- Challenge:
Please report every line from the material that contains the word "title".

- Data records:
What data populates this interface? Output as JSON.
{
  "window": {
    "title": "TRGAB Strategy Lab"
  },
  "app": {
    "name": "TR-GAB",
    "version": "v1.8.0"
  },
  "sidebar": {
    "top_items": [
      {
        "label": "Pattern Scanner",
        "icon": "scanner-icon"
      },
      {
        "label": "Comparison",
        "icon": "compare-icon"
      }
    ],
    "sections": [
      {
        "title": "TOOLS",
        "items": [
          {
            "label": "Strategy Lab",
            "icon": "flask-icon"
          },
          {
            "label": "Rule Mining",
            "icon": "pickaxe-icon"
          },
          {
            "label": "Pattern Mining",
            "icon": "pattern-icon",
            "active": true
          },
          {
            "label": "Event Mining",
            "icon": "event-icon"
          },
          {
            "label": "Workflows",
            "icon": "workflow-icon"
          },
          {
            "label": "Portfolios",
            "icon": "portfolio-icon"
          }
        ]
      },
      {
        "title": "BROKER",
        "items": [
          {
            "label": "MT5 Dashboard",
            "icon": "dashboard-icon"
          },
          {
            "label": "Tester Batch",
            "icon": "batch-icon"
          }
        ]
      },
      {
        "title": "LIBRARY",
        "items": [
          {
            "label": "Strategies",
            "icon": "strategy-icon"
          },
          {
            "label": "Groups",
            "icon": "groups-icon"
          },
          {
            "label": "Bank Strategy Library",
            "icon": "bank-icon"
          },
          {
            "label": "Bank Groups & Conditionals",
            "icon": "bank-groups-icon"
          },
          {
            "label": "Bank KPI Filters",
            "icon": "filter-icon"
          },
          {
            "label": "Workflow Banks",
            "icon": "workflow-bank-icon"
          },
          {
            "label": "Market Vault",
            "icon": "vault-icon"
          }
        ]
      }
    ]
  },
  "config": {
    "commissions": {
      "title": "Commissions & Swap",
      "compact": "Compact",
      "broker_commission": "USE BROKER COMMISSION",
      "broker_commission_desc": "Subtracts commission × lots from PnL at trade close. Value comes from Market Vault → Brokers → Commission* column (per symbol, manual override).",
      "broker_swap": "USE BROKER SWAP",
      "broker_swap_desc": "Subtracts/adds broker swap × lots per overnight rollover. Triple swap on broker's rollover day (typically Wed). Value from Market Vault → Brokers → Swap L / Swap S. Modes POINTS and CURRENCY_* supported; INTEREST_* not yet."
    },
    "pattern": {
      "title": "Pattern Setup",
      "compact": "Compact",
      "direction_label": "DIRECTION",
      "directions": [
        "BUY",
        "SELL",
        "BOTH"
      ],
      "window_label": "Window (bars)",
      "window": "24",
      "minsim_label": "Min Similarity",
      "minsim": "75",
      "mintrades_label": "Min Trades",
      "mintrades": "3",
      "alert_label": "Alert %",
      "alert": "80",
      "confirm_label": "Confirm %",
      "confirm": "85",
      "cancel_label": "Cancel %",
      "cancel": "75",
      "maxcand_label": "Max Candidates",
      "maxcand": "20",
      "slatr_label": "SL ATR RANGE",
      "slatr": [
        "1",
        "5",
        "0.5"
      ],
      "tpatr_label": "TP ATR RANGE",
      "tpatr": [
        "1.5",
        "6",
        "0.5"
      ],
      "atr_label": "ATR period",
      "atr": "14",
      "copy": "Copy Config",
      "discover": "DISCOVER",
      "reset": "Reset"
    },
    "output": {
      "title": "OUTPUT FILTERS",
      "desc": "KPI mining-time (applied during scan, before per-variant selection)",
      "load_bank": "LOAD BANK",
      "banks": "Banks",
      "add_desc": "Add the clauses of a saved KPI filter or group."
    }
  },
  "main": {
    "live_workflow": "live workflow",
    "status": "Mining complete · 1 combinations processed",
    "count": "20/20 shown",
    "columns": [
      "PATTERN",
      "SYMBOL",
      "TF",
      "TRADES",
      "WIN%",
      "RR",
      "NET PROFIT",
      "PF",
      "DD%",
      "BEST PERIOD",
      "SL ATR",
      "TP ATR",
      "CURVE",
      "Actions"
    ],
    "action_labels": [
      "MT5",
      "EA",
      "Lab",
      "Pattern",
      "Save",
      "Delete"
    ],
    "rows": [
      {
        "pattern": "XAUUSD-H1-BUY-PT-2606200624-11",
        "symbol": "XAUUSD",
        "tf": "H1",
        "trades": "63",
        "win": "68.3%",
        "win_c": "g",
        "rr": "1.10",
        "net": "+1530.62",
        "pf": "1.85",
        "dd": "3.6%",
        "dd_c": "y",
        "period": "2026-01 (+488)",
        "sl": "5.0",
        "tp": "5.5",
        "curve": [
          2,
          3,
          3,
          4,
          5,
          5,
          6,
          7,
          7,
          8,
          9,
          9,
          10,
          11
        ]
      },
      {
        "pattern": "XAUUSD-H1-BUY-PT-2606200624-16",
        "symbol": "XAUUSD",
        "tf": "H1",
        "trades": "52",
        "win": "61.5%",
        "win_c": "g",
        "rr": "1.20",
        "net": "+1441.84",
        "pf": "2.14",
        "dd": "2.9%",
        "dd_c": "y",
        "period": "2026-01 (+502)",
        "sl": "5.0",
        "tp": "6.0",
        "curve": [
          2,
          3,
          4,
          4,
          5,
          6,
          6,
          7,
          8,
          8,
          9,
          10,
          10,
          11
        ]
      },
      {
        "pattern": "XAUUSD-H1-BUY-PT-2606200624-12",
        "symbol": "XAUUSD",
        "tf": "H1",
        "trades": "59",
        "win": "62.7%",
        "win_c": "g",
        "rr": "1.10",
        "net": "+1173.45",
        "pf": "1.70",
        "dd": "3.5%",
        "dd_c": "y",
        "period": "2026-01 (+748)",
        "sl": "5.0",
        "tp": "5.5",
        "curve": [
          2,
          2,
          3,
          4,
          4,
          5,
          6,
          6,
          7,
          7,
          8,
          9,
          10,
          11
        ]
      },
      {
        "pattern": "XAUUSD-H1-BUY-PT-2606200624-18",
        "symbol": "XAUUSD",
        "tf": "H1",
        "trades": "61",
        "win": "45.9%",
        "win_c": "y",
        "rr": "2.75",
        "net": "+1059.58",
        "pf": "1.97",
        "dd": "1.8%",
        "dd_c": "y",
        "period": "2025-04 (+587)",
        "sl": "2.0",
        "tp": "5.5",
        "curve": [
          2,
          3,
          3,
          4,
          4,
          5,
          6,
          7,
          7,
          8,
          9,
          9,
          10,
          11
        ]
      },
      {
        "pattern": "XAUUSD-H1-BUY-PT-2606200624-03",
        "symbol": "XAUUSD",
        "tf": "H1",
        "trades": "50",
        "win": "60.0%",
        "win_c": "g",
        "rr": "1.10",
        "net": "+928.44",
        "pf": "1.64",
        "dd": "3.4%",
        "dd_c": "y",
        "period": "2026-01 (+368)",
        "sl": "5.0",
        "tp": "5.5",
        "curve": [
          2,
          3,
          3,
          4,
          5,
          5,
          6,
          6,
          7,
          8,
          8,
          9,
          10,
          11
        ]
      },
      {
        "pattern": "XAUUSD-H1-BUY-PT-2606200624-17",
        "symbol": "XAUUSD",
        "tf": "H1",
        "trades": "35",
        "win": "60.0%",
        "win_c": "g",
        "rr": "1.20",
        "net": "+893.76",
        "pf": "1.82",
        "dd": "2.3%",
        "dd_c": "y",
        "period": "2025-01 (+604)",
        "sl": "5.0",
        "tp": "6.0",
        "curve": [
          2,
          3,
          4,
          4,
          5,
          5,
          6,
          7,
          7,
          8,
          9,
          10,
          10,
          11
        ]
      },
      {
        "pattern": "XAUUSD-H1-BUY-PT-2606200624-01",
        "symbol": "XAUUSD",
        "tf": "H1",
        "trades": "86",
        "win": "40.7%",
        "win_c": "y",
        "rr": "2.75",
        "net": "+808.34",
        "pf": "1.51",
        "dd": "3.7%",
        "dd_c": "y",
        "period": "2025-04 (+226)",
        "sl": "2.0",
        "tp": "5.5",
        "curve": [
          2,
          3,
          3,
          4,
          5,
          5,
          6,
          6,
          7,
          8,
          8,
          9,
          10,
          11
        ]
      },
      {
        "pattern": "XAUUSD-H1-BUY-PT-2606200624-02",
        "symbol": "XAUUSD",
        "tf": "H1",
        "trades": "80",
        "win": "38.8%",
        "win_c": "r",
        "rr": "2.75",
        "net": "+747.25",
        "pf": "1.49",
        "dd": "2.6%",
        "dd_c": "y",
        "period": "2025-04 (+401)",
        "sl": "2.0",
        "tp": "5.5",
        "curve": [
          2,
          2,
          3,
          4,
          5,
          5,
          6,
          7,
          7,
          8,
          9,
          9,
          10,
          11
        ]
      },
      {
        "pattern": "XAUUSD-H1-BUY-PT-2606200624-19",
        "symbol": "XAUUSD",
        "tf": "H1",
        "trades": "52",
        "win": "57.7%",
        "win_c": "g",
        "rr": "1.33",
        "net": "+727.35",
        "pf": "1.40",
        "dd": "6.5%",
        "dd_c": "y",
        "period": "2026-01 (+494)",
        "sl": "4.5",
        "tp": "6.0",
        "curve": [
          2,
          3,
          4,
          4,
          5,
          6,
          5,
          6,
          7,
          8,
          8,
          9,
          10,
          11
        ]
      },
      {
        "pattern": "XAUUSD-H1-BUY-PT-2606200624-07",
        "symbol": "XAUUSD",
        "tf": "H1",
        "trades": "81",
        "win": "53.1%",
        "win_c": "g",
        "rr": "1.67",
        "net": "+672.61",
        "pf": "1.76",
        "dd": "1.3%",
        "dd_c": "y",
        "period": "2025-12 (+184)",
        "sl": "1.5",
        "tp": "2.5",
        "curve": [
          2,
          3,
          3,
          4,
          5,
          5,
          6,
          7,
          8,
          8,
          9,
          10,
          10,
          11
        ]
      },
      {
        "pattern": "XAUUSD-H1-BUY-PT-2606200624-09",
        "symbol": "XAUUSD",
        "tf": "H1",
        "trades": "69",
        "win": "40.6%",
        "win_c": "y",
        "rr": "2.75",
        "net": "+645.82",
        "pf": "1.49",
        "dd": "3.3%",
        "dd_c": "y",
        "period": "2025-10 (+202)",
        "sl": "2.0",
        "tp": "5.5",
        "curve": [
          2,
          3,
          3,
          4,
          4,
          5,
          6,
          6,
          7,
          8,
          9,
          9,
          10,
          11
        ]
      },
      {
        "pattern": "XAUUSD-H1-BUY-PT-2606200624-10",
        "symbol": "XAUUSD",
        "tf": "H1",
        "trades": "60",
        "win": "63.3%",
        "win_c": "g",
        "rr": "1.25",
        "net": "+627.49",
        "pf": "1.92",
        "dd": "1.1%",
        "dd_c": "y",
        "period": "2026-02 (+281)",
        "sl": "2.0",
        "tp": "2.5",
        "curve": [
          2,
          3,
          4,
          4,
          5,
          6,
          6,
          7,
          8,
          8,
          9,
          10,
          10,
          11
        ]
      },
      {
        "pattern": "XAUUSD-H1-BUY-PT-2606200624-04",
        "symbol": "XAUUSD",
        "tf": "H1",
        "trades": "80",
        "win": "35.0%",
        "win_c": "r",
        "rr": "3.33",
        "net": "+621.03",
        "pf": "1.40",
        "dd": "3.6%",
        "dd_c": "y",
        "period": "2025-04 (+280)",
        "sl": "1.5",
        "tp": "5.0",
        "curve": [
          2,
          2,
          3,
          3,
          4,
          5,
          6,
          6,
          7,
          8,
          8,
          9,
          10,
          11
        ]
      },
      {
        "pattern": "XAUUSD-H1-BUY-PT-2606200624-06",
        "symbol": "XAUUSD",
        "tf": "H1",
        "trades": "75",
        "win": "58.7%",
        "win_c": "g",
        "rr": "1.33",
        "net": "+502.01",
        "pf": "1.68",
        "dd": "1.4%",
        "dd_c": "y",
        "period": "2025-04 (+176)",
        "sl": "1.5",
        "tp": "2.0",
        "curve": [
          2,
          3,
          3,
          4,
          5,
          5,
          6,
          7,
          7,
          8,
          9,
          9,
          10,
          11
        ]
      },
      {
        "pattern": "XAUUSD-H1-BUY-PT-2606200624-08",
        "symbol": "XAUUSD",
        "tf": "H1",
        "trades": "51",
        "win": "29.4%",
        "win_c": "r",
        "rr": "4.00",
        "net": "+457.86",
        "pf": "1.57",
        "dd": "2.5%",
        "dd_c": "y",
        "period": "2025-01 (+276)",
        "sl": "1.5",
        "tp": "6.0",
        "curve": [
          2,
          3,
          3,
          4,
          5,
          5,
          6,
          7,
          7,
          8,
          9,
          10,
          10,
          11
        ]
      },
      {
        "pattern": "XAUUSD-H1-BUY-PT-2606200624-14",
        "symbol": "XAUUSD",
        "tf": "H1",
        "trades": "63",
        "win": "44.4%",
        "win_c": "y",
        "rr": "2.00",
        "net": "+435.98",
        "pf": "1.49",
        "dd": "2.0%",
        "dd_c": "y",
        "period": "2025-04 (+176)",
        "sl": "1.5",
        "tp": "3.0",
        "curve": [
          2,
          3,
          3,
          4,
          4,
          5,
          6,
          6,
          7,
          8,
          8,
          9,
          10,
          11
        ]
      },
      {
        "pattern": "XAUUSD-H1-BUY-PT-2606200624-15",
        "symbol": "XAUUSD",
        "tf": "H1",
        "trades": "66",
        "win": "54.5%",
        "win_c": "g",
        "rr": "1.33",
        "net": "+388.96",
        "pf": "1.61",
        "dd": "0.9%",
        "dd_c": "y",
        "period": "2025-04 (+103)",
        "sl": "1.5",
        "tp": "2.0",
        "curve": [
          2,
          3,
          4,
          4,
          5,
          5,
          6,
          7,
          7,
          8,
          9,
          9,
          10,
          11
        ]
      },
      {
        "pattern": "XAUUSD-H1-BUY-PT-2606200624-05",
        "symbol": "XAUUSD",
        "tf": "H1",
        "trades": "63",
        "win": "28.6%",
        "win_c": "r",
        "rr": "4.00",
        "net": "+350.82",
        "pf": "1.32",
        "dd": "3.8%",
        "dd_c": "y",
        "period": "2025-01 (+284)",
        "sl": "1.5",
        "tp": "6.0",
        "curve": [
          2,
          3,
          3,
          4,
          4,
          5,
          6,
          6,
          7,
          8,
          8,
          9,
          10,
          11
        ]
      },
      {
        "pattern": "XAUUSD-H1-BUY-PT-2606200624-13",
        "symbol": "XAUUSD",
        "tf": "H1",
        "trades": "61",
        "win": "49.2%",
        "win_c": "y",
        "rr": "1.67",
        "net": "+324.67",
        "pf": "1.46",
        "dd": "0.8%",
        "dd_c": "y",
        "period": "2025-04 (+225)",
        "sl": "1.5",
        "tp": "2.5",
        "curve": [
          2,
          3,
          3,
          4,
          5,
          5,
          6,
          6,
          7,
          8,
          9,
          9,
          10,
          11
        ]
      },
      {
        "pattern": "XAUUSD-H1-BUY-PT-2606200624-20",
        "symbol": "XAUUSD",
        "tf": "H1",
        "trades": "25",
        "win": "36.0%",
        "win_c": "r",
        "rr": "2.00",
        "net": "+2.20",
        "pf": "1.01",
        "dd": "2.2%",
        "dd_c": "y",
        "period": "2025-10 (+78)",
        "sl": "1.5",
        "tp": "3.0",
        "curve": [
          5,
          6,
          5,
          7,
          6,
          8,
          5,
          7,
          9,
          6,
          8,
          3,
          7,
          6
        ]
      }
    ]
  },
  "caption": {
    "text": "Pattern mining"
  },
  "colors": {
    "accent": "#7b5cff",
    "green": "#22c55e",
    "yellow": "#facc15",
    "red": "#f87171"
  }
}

- Complete response:
    "title": "TRGAB Strategy Lab"
        "title": "TOOLS",
        "title": "BROKER",
        "title": "LIBRARY",
      "title": "Commissions & Swap",
      "title": "Pattern Setup",
      "title": "OUTPUT FILTERS",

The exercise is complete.